PROBLEM: For each line that holds "Modules", copy the line out.

RECORDS TO USE:
________________________________________
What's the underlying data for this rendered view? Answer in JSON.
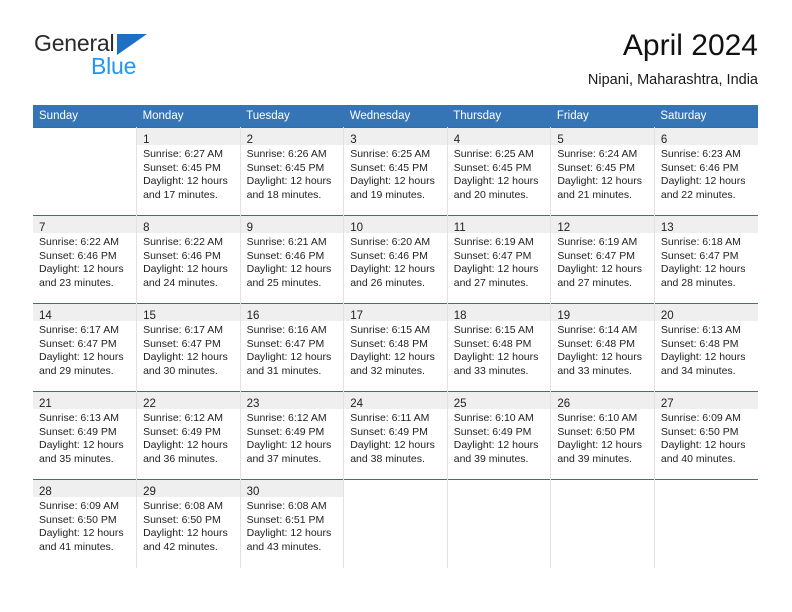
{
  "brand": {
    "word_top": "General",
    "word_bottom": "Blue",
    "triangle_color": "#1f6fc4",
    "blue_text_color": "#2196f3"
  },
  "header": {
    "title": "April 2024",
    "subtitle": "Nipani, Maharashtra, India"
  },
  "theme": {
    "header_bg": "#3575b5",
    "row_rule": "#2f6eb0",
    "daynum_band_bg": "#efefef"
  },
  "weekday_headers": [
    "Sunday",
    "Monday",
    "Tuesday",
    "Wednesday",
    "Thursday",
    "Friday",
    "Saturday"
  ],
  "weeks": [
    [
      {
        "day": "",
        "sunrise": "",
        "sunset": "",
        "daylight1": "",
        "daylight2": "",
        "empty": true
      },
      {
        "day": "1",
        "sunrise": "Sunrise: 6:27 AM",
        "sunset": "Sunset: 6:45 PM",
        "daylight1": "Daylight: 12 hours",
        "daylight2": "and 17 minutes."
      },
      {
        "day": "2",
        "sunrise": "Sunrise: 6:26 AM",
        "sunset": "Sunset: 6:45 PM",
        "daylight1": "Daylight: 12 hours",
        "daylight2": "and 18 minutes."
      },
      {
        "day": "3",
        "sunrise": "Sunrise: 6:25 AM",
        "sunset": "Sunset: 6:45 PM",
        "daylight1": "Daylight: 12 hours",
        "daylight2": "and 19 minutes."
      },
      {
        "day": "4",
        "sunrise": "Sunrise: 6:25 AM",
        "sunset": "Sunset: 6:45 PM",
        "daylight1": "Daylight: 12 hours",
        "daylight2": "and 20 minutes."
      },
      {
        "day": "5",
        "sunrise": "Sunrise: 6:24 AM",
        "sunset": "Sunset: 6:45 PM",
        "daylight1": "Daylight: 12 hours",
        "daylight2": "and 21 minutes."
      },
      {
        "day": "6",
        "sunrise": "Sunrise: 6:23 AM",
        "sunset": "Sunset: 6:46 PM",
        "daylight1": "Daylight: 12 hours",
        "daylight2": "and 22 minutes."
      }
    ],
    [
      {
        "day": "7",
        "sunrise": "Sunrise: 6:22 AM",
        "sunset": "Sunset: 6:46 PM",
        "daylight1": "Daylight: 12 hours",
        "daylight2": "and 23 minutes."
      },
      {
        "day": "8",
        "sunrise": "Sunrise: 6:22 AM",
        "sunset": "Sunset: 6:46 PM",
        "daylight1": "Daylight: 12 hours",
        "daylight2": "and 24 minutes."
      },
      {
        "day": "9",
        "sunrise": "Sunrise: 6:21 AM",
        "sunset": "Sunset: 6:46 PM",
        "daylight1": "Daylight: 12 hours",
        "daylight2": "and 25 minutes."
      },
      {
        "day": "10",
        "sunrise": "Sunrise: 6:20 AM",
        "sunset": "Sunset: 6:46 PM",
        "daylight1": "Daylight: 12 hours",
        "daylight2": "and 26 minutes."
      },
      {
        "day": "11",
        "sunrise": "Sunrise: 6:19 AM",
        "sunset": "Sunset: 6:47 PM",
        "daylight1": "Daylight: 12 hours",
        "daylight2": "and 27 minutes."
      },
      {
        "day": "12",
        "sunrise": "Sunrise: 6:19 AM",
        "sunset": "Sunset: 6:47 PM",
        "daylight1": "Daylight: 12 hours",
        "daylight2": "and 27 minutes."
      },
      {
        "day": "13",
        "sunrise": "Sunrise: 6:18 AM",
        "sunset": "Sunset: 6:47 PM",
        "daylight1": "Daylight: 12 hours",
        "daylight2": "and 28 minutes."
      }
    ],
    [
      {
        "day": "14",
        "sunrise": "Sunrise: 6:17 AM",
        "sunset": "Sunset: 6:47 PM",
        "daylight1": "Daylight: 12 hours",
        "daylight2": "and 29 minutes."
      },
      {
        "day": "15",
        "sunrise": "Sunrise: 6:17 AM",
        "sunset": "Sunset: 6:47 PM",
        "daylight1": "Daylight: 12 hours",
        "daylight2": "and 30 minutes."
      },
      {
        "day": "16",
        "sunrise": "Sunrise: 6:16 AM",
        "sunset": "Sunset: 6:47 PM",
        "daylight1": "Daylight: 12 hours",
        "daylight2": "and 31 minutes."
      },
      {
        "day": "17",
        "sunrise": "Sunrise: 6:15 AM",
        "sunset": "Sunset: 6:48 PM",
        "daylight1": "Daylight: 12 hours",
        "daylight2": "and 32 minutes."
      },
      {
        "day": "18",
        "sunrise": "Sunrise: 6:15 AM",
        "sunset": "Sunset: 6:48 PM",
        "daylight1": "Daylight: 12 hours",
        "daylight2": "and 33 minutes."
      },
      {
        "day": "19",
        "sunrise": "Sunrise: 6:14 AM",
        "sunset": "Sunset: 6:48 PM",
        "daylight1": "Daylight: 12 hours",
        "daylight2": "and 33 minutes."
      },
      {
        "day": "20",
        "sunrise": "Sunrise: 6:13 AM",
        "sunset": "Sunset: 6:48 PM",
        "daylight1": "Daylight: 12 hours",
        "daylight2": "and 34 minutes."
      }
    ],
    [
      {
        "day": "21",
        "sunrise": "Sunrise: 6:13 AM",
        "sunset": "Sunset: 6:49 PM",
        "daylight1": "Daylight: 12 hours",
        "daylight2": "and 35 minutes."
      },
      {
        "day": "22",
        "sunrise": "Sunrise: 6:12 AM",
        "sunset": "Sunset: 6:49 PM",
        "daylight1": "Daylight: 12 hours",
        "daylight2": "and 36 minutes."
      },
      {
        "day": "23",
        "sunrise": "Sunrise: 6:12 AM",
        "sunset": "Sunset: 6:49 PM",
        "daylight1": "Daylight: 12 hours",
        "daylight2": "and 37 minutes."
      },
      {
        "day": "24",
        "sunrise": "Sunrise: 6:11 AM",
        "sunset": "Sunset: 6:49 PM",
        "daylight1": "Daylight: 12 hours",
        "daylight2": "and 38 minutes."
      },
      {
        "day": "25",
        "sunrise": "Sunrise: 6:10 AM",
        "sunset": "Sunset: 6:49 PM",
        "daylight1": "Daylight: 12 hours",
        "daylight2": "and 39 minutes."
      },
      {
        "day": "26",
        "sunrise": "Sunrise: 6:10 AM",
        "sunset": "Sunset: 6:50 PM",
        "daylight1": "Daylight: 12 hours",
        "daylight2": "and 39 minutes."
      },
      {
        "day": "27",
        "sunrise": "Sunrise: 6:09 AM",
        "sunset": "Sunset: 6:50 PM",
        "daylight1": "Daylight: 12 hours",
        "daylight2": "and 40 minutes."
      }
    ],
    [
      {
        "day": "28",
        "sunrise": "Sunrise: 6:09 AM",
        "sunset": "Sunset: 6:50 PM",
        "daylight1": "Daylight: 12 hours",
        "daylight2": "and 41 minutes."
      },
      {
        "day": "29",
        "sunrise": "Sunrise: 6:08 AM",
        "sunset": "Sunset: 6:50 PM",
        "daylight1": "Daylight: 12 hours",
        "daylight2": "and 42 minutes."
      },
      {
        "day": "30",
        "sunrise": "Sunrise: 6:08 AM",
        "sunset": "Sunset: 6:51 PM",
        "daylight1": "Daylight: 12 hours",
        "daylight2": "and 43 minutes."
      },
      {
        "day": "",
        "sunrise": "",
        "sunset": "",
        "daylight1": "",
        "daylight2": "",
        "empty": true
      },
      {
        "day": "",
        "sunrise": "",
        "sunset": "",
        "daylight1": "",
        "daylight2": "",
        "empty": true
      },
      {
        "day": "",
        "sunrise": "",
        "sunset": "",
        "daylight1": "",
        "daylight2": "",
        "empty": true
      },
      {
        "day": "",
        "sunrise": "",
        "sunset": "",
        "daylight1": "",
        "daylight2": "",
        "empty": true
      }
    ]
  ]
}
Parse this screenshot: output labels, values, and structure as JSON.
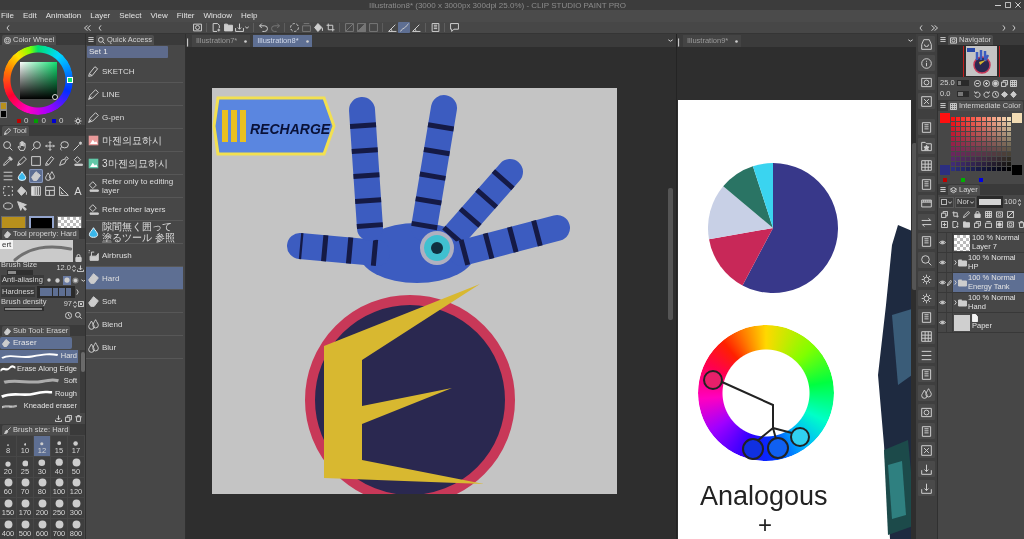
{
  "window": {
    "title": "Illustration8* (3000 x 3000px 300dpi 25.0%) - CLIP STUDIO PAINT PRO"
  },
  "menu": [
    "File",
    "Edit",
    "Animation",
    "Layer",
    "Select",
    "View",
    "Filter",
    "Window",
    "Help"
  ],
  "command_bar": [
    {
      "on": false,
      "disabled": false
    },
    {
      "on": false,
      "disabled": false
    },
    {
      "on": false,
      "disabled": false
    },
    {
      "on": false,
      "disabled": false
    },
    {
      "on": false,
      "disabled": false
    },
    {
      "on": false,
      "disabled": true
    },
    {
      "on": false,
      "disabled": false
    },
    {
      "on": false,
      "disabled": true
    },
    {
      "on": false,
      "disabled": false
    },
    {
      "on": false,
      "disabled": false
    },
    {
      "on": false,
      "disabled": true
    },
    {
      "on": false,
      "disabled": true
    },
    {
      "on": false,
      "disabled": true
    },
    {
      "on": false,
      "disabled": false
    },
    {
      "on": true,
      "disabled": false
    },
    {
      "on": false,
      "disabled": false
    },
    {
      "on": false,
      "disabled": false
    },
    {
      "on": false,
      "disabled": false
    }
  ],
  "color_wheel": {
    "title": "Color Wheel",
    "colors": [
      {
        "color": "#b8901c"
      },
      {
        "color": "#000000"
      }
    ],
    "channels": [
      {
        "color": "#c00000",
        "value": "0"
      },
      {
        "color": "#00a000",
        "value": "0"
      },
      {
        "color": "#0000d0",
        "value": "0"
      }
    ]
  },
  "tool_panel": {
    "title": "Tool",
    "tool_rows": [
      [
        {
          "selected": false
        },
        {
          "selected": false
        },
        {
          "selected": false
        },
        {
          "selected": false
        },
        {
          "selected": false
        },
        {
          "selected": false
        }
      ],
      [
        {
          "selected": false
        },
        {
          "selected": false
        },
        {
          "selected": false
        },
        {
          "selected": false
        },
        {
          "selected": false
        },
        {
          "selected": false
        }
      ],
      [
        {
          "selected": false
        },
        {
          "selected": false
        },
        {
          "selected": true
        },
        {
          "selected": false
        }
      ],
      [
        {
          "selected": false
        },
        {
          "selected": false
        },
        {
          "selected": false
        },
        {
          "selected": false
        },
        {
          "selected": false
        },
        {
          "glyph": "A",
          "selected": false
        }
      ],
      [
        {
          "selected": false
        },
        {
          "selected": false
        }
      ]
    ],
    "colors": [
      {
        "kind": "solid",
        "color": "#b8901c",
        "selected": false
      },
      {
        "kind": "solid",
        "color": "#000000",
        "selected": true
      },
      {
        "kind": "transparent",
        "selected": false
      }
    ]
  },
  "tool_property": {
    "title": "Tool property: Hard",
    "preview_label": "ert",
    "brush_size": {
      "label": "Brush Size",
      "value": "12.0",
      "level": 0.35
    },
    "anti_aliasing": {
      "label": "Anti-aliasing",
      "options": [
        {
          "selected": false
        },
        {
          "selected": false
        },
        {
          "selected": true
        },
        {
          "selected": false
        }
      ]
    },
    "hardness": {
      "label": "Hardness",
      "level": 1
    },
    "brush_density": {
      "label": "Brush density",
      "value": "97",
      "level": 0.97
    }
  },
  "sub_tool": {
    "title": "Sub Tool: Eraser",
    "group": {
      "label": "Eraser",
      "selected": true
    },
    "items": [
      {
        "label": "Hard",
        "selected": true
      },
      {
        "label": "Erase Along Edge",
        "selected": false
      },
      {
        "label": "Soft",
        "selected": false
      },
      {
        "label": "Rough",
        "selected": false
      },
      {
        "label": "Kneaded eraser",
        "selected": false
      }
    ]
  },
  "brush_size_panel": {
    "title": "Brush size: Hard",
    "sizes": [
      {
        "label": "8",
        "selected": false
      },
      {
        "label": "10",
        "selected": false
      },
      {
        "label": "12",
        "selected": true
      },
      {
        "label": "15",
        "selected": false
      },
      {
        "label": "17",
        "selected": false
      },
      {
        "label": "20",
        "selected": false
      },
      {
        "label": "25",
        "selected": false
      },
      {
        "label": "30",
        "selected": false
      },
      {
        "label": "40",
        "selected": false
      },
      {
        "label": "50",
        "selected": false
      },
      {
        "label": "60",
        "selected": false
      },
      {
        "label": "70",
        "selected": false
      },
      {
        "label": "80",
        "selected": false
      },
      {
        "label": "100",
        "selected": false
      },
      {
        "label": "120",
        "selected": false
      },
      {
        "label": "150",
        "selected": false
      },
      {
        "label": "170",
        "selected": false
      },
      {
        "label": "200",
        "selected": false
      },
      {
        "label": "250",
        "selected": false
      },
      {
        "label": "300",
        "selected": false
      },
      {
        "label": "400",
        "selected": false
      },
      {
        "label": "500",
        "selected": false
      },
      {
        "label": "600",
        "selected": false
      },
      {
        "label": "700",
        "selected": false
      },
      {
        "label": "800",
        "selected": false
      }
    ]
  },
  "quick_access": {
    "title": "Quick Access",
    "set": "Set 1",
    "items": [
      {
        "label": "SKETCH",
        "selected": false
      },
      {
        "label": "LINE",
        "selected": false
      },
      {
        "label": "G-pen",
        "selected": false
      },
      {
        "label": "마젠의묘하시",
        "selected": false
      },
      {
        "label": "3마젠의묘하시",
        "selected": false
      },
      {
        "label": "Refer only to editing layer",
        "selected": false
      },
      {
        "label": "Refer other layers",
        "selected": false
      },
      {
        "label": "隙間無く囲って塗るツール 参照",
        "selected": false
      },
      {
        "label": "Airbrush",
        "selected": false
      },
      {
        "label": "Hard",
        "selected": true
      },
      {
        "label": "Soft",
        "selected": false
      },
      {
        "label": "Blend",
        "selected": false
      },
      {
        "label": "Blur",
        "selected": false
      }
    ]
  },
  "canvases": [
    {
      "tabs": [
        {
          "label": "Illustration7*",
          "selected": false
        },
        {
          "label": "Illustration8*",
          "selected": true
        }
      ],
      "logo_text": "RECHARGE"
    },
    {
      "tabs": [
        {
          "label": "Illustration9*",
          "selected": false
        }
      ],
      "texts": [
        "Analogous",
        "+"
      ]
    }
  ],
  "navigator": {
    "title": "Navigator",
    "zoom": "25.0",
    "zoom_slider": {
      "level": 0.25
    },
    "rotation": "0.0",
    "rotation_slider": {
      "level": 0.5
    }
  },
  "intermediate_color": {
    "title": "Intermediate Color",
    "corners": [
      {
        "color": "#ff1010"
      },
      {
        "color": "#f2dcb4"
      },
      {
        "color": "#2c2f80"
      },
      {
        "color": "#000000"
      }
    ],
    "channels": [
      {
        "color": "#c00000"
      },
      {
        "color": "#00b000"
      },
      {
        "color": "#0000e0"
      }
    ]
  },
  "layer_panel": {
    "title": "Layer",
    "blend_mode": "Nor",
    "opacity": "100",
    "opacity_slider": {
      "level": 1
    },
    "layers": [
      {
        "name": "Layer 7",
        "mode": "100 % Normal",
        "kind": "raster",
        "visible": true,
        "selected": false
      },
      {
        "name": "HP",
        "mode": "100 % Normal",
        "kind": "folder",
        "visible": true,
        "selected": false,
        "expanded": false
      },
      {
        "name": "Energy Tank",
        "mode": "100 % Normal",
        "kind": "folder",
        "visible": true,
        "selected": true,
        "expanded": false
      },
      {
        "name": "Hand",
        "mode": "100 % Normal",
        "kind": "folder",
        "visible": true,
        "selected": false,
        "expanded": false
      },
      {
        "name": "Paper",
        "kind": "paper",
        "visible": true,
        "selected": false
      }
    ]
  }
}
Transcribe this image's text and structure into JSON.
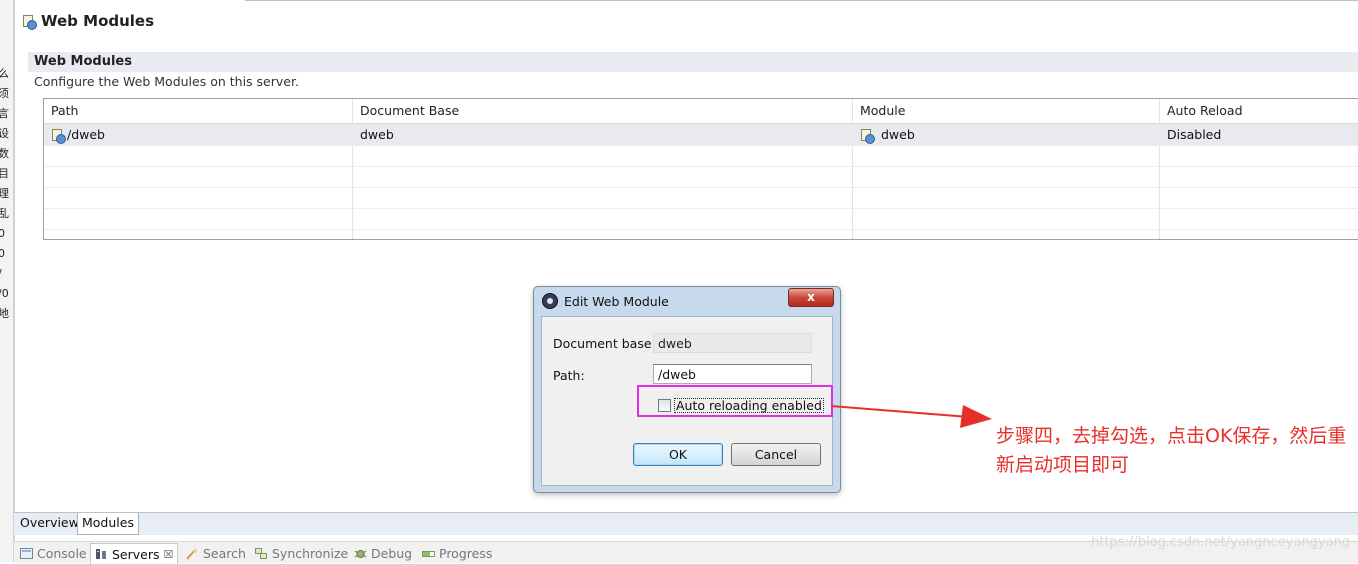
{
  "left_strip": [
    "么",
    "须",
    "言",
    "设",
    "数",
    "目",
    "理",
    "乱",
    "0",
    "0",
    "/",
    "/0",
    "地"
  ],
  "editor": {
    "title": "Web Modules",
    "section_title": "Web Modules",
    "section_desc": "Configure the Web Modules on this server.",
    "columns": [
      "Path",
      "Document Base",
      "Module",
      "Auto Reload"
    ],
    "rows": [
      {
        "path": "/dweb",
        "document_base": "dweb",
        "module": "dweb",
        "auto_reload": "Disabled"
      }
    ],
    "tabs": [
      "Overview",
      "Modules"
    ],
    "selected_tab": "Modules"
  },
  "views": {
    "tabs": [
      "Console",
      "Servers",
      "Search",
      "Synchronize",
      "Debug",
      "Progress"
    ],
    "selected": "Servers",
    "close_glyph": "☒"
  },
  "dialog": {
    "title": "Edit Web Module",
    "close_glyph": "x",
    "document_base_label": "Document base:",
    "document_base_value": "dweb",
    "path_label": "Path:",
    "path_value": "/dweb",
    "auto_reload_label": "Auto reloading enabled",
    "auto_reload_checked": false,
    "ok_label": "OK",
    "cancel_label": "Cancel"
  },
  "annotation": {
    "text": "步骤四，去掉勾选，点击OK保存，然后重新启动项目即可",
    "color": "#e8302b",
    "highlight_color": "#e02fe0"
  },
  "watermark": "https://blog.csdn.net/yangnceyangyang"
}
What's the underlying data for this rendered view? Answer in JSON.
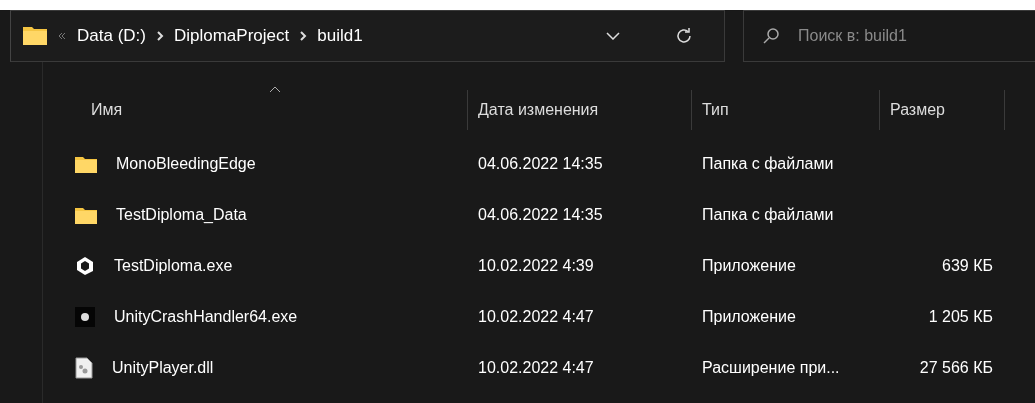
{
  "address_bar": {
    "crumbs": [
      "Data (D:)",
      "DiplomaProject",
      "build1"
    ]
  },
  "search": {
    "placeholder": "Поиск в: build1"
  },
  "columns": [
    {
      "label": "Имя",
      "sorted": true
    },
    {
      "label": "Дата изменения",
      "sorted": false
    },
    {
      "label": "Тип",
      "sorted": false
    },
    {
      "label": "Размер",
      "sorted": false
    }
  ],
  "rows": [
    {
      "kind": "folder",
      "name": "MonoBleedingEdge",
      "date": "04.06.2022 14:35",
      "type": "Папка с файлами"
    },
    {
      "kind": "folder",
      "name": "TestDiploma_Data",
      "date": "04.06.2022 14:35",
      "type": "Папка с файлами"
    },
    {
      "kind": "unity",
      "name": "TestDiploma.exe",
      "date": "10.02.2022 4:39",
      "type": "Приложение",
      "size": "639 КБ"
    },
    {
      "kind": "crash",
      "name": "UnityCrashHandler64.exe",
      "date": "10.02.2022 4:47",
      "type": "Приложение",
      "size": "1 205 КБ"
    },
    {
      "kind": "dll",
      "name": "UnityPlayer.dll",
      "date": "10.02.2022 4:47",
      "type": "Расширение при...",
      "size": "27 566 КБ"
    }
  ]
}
________________________________________
ANSWER:
    "title": "Web Modules",
    "section_title": "Web Modules",
    "section_desc": "Configure the Web Modules on this server.",
      "Modules"
    "selected_tab": "Modules"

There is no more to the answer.